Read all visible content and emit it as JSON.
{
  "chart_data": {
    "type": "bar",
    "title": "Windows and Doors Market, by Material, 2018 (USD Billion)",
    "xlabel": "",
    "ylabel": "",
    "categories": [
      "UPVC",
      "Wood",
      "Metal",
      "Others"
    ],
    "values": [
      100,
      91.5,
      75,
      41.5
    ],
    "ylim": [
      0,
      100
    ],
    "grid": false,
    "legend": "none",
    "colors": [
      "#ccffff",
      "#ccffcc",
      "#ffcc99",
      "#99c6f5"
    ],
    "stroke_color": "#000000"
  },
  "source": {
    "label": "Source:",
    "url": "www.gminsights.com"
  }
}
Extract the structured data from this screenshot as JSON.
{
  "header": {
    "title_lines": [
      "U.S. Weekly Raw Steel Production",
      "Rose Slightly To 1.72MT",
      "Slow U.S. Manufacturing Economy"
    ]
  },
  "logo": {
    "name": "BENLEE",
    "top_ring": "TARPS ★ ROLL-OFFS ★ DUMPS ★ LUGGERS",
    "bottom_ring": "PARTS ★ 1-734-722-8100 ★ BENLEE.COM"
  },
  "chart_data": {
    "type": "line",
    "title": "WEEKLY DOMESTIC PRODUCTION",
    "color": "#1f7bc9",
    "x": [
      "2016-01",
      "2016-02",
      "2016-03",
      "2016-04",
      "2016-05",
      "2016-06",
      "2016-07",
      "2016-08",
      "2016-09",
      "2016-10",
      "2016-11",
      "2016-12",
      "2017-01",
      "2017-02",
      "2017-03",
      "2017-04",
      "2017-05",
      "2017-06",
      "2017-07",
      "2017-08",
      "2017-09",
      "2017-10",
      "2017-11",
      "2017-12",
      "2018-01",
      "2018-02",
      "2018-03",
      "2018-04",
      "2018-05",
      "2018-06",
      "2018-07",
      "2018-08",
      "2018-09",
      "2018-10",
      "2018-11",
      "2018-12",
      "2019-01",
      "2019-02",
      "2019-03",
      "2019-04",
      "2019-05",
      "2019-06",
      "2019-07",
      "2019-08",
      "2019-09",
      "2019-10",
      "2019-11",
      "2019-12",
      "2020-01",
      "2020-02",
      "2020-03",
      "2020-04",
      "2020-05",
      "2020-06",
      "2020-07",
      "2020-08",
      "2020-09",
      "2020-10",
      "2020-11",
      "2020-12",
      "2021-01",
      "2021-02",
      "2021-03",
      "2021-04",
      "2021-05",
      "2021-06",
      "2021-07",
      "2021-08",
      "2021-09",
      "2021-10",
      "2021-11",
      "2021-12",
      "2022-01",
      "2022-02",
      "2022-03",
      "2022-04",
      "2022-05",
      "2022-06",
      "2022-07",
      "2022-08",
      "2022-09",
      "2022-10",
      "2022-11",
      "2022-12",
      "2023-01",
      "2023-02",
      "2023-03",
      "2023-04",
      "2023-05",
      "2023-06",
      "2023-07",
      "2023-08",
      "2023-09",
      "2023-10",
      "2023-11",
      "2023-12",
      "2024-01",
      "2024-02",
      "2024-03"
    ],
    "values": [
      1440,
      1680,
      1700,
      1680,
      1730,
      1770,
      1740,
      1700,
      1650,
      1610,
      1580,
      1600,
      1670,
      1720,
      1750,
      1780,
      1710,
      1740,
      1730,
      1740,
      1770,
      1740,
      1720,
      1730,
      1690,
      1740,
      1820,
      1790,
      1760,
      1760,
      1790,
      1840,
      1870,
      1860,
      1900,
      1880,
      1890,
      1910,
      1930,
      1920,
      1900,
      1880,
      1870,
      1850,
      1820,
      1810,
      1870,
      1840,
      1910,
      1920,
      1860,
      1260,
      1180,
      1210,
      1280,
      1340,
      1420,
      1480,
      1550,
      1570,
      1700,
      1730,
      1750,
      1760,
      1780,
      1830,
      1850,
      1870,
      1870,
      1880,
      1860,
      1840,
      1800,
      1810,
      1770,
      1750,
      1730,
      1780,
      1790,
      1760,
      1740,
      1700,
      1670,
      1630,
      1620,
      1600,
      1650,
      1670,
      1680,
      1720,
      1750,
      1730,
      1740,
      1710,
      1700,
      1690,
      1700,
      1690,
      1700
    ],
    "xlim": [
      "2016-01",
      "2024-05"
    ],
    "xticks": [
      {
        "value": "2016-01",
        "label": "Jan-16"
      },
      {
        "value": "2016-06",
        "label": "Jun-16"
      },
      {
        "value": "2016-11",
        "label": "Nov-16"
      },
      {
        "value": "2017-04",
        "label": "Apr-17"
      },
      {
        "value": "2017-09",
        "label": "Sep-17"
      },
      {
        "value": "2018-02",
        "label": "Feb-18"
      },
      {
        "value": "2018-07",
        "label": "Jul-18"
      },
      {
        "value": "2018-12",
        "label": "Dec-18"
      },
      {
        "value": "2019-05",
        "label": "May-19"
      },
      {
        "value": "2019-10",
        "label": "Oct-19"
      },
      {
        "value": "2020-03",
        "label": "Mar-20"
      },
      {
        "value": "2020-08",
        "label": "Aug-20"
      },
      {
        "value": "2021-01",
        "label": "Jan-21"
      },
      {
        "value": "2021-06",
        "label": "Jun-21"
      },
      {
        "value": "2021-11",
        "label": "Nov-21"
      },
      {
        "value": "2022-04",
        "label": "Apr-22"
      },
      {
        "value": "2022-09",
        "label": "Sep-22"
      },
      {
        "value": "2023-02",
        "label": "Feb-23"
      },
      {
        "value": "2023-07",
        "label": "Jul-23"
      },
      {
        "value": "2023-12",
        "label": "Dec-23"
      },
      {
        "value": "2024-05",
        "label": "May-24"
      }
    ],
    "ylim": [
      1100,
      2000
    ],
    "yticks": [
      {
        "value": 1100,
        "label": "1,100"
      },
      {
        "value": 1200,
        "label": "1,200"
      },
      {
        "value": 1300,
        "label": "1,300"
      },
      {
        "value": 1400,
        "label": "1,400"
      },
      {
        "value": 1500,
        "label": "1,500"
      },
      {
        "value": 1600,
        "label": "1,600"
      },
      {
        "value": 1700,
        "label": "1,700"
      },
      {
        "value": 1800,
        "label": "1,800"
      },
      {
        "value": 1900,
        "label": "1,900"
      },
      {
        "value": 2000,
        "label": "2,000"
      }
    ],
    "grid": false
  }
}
········
WHAT THE EXERCISE ASKS →
Scan the material above for the string "JSON" and return the lines that hold it.

REPLY →
Read all visible content and emit it as JSON.
Extract the structured data from this screenshot as JSON.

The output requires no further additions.